(Given records):
****************
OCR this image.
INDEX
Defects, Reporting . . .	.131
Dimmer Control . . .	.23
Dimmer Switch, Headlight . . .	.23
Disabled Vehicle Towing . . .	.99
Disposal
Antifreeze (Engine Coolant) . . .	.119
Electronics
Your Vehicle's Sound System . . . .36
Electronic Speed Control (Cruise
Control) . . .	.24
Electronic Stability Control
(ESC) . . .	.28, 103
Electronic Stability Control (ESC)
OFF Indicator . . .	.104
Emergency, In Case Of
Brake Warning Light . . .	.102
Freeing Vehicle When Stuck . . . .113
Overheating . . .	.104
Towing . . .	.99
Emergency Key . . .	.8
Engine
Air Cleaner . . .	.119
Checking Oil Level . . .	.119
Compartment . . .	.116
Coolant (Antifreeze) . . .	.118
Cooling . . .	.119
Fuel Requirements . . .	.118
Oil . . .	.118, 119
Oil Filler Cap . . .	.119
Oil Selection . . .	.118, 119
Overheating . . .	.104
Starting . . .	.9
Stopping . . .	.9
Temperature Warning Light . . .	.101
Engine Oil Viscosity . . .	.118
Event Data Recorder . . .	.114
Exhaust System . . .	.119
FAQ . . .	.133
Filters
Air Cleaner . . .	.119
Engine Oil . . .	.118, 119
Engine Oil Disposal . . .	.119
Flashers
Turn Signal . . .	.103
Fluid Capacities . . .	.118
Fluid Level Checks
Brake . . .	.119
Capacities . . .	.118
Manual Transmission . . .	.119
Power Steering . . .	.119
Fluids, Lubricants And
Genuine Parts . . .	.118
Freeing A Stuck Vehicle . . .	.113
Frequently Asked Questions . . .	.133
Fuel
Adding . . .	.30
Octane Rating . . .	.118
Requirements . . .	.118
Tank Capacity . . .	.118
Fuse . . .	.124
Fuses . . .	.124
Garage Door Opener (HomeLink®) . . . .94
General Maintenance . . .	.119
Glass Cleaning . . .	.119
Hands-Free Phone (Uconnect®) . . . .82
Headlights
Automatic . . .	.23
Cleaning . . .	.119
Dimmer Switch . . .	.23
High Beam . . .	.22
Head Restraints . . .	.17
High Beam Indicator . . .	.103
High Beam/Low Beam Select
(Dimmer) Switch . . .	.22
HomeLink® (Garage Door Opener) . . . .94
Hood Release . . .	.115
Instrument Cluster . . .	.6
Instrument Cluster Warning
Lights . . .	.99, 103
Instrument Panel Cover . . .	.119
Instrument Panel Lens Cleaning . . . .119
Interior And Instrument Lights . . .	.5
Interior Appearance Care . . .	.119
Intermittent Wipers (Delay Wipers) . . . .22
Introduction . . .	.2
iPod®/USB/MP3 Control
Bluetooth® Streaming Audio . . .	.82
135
****************
(Do this):
Using the records above, say how many lines include the string "Requirements". Only the number is wanted.

(Complete output):
2